— Start of Record list —

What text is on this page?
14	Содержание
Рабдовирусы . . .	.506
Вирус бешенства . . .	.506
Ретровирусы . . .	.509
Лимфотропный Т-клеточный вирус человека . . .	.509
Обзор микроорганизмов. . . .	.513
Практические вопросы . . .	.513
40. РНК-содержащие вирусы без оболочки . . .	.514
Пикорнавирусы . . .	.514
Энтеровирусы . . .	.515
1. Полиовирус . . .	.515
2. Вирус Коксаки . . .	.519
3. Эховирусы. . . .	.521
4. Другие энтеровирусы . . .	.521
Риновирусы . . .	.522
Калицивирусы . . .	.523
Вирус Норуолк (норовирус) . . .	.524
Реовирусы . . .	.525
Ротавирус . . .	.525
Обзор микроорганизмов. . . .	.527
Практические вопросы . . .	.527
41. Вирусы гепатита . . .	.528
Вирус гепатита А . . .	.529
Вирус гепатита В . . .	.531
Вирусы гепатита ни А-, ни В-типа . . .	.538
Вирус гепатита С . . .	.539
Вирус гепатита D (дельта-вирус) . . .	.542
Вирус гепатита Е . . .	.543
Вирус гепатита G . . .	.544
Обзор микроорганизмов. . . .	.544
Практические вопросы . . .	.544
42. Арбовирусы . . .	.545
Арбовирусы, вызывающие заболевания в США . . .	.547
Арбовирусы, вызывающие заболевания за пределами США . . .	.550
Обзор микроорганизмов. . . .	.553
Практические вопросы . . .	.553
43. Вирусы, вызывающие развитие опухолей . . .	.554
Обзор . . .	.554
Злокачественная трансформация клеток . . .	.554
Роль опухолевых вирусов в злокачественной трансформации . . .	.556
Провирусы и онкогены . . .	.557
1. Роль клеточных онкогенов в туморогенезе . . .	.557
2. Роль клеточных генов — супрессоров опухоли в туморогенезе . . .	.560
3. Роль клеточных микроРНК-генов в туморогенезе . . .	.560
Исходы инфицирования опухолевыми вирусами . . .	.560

— End of Record list —

* Instructions for the task: Take the listing above and write it out again exactly.

* Task solution:
What text is on this page?
14	Содержание
Рабдовирусы . . .	.506
Вирус бешенства . . .	.506
Ретровирусы . . .	.509
Лимфотропный Т-клеточный вирус человека . . .	.509
Обзор микроорганизмов. . . .	.513
Практические вопросы . . .	.513
40. РНК-содержащие вирусы без оболочки . . .	.514
Пикорнавирусы . . .	.514
Энтеровирусы . . .	.515
1. Полиовирус . . .	.515
2. Вирус Коксаки . . .	.519
3. Эховирусы. . . .	.521
4. Другие энтеровирусы . . .	.521
Риновирусы . . .	.522
Калицивирусы . . .	.523
Вирус Норуолк (норовирус) . . .	.524
Реовирусы . . .	.525
Ротавирус . . .	.525
Обзор микроорганизмов. . . .	.527
Практические вопросы . . .	.527
41. Вирусы гепатита . . .	.528
Вирус гепатита А . . .	.529
Вирус гепатита В . . .	.531
Вирусы гепатита ни А-, ни В-типа . . .	.538
Вирус гепатита С . . .	.539
Вирус гепатита D (дельта-вирус) . . .	.542
Вирус гепатита Е . . .	.543
Вирус гепатита G . . .	.544
Обзор микроорганизмов. . . .	.544
Практические вопросы . . .	.544
42. Арбовирусы . . .	.545
Арбовирусы, вызывающие заболевания в США . . .	.547
Арбовирусы, вызывающие заболевания за пределами США . . .	.550
Обзор микроорганизмов. . . .	.553
Практические вопросы . . .	.553
43. Вирусы, вызывающие развитие опухолей . . .	.554
Обзор . . .	.554
Злокачественная трансформация клеток . . .	.554
Роль опухолевых вирусов в злокачественной трансформации . . .	.556
Провирусы и онкогены . . .	.557
1. Роль клеточных онкогенов в туморогенезе . . .	.557
2. Роль клеточных генов — супрессоров опухоли в туморогенезе . . .	.560
3. Роль клеточных микроРНК-генов в туморогенезе . . .	.560
Исходы инфицирования опухолевыми вирусами . . .	.560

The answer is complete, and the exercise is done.